Perkenalan

Tiga bulan setelah lulus kuliah, aku dihubungi kakak tingkat di kampusku dulu yang juga merupakan mentor ngaji (murabbiyahku) melalui pesan singkat. Beliau bertanya apa aku siap menikah, "Dik, ada yang menanyakanmu. Mau mengajak ta'aruf."

Sekujur tubuhku berdesir tidak karuan. Aku tidak membalas sehingga akhirnya beliau menelepon. Beliau meminta emailku untuk mengirim file biodata. Setelah telepon ditutup, beliau mengirim SMS lagi. "Buka sekarang emailmu, Dik. Sudah Mbak kirim."

Aku bergegas menuju ke ruang tengah di rumah orang tuaku itu sambil mengetik balasan untuk Si Mbak. Kuhidupkan komputer dan mengaktifkan internet. Setelah terhubung internet, aku mengecek kotak masuk di emailku.

# [BAHAN YANG DIBERIKAN]
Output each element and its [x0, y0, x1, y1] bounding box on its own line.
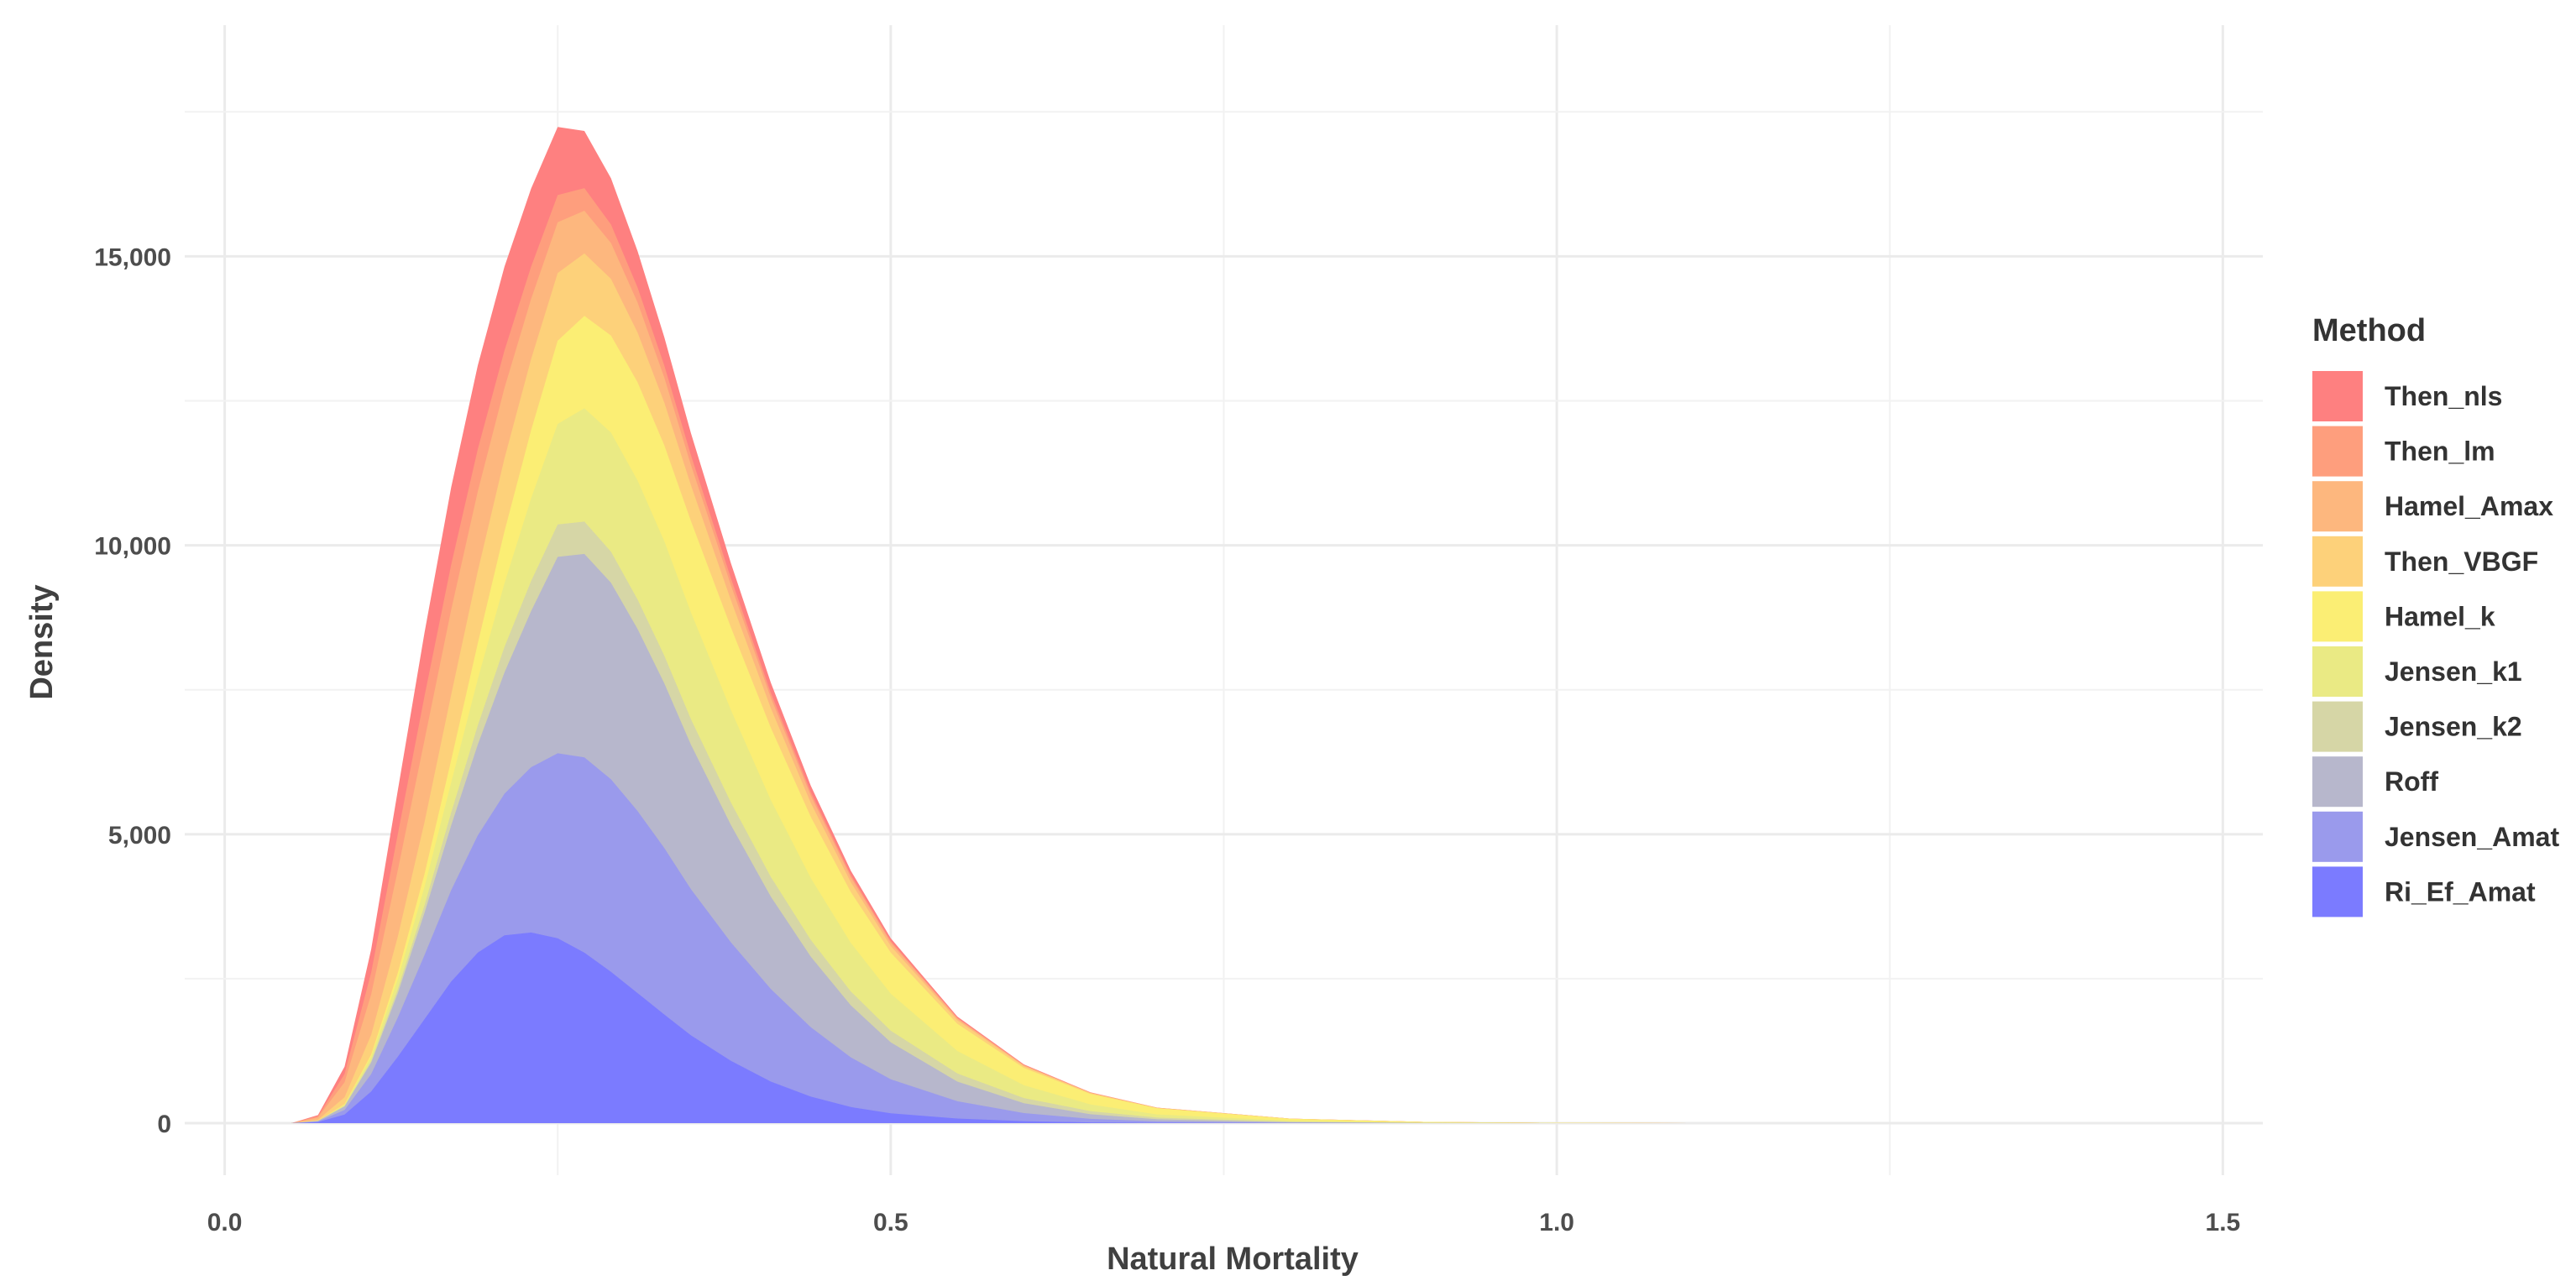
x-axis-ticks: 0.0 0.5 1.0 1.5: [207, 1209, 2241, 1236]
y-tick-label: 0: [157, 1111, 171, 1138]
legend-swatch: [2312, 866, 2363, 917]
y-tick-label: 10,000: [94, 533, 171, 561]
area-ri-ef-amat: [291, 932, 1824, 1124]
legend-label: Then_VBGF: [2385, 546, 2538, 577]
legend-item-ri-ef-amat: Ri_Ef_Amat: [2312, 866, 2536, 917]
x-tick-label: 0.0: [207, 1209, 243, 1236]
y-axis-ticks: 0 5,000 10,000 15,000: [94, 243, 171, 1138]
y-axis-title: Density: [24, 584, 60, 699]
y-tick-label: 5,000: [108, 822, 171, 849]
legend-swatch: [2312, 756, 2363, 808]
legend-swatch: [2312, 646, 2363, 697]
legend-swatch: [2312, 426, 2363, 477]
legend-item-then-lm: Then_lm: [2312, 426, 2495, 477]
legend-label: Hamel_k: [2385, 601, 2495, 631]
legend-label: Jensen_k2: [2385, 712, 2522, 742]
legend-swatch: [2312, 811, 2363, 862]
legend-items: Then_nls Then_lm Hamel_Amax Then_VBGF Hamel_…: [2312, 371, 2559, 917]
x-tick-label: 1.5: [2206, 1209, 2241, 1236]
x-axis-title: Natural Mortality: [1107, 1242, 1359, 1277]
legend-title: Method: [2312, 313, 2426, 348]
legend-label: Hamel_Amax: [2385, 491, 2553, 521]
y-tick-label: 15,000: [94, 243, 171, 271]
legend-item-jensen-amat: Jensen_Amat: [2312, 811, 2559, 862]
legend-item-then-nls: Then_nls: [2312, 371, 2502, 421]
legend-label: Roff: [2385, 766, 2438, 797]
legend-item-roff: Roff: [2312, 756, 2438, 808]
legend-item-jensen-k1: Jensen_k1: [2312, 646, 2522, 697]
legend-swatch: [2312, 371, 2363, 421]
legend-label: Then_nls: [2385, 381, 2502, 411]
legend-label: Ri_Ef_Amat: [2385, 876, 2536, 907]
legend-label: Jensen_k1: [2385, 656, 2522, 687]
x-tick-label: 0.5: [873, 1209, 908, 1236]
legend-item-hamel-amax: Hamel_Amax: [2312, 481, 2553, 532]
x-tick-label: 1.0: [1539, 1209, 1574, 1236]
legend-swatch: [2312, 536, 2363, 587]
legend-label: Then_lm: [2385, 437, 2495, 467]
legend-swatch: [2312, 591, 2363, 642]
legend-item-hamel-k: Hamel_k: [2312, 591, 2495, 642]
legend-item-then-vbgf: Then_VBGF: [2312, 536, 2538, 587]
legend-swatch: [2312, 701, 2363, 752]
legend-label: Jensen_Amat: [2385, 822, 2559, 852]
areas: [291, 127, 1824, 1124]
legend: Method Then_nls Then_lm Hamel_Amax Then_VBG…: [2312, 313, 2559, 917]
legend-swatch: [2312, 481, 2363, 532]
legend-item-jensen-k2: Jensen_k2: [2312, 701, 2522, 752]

--

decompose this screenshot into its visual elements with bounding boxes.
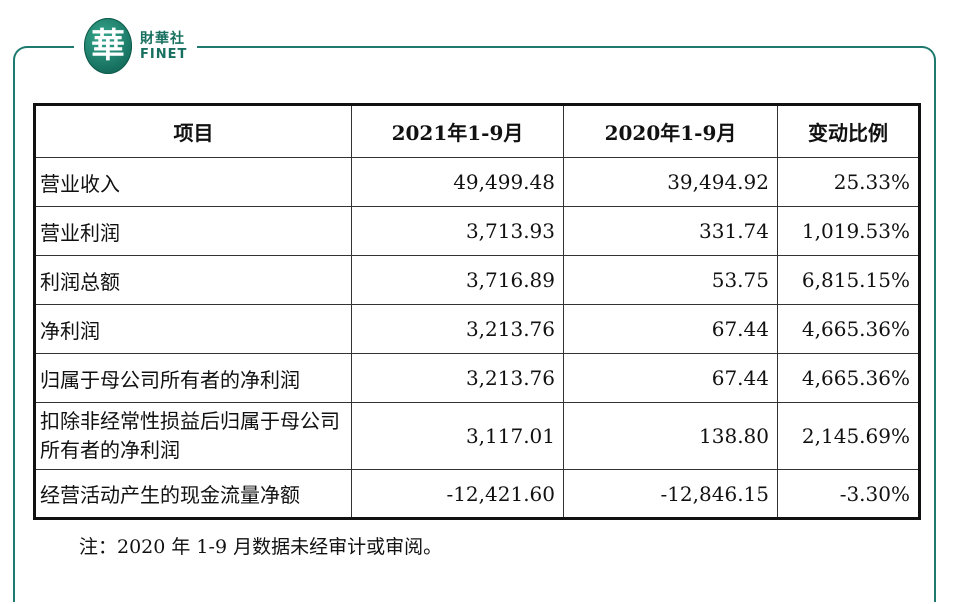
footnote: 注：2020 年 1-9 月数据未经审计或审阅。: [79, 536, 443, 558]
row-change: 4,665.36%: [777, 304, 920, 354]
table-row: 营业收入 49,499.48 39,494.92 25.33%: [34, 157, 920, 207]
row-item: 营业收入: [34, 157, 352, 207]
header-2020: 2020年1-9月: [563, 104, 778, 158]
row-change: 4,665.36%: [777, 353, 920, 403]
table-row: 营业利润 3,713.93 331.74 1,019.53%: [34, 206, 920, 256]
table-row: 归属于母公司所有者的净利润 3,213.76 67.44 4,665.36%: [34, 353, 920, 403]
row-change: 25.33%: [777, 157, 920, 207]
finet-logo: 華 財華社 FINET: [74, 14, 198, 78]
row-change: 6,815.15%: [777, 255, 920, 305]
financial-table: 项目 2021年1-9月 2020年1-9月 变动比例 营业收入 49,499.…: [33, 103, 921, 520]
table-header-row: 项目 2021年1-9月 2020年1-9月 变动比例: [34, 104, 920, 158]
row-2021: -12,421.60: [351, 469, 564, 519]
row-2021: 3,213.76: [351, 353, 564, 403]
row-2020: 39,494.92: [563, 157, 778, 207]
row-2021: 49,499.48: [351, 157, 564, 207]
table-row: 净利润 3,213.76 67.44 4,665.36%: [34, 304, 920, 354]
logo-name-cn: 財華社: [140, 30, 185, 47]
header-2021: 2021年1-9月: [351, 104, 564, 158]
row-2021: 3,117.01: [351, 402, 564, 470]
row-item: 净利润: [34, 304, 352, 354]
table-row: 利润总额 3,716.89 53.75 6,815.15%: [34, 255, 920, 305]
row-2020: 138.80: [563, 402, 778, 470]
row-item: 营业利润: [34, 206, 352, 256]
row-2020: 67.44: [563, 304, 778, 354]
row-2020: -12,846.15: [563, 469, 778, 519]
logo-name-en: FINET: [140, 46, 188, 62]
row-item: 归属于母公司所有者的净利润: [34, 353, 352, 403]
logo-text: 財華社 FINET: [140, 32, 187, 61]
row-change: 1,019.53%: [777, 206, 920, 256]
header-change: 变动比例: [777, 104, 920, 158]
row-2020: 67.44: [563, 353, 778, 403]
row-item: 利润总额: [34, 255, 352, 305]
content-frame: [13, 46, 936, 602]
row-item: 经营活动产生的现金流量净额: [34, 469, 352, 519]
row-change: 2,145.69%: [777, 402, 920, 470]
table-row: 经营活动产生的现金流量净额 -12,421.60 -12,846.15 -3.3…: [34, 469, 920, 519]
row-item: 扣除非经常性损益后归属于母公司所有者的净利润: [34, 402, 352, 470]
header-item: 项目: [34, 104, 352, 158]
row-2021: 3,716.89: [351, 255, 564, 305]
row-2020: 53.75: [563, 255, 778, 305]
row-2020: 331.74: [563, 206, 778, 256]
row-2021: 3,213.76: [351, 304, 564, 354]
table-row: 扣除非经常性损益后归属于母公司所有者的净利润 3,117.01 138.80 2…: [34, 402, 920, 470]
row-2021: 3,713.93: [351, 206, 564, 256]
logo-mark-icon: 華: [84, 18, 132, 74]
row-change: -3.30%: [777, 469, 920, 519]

--

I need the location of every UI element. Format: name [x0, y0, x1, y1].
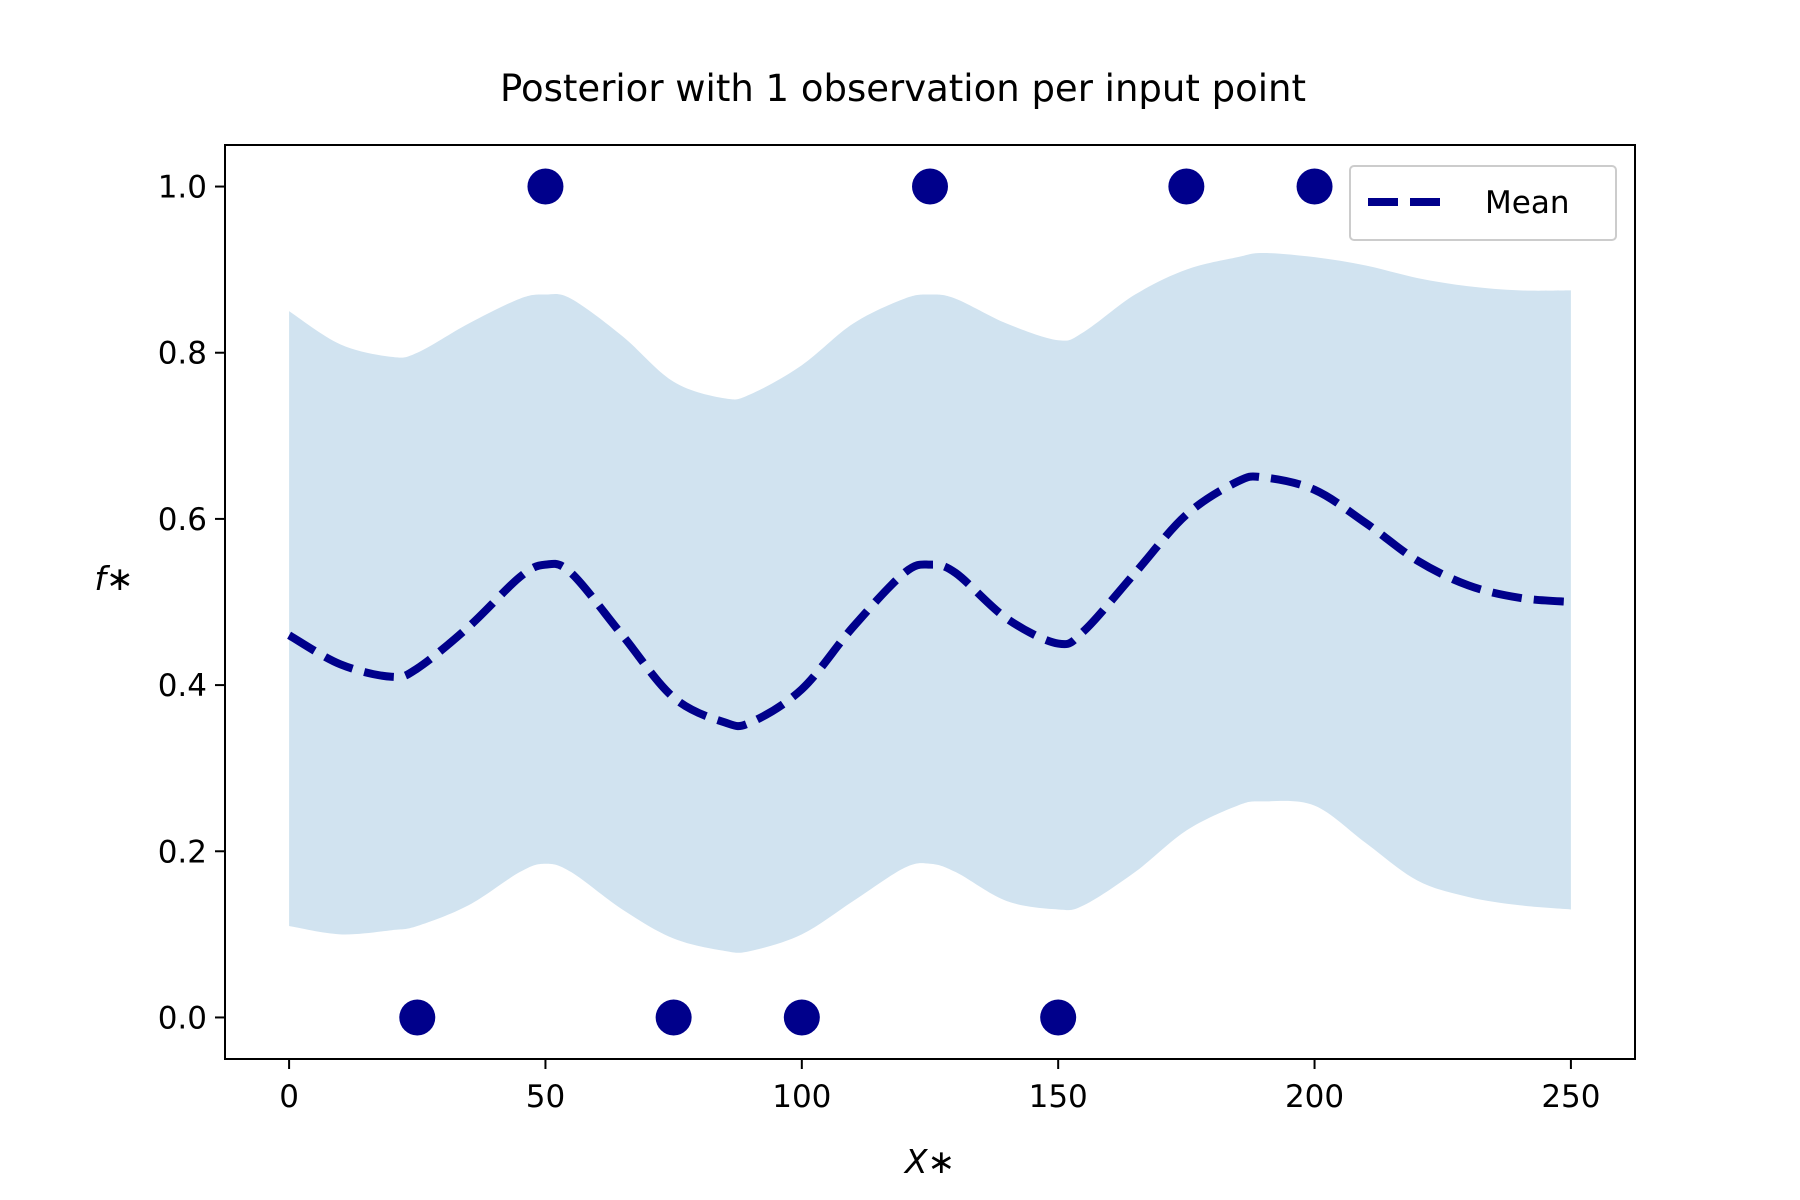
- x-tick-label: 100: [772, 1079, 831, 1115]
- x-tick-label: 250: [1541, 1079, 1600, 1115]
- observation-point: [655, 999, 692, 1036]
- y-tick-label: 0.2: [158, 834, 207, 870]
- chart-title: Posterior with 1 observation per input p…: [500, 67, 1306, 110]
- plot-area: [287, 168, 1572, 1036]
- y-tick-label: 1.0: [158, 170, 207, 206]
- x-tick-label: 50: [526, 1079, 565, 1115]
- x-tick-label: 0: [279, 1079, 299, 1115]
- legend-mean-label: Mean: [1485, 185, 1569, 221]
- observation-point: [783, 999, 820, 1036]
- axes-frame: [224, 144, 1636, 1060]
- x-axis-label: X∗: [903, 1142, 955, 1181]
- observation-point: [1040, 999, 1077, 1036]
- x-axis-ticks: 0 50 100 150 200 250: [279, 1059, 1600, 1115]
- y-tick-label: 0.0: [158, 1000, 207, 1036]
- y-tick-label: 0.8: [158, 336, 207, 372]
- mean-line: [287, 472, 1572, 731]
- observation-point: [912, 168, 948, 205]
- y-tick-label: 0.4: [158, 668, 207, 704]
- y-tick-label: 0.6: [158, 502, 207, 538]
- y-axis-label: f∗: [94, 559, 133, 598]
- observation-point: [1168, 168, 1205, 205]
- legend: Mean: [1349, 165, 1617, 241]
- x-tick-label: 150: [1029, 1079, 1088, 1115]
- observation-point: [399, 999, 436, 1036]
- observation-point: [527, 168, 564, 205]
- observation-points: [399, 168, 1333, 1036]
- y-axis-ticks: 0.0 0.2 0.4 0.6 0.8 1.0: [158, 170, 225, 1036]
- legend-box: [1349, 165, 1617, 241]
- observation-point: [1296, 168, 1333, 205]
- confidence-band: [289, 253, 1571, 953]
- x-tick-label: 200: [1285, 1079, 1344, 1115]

# [DETAIL TUGAS]
Tuliskan kembali bagian cerita tentang tawaran ta'aruf di atas, dari "Sekujur tubuhku berdesir" hingga "masuk di emailku.", dengan kedua batas itu ikut disertakan.

# [HASIL JAWABAN]
Sekujur tubuhku berdesir tidak karuan. Aku tidak membalas sehingga akhirnya beliau menelepon. Beliau meminta emailku untuk mengirim file biodata. Setelah telepon ditutup, beliau mengirim SMS lagi. "Buka sekarang emailmu, Dik. Sudah Mbak kirim."

Aku bergegas menuju ke ruang tengah di rumah orang tuaku itu sambil mengetik balasan untuk Si Mbak. Kuhidupkan komputer dan mengaktifkan internet. Setelah terhubung internet, aku mengecek kotak masuk di emailku.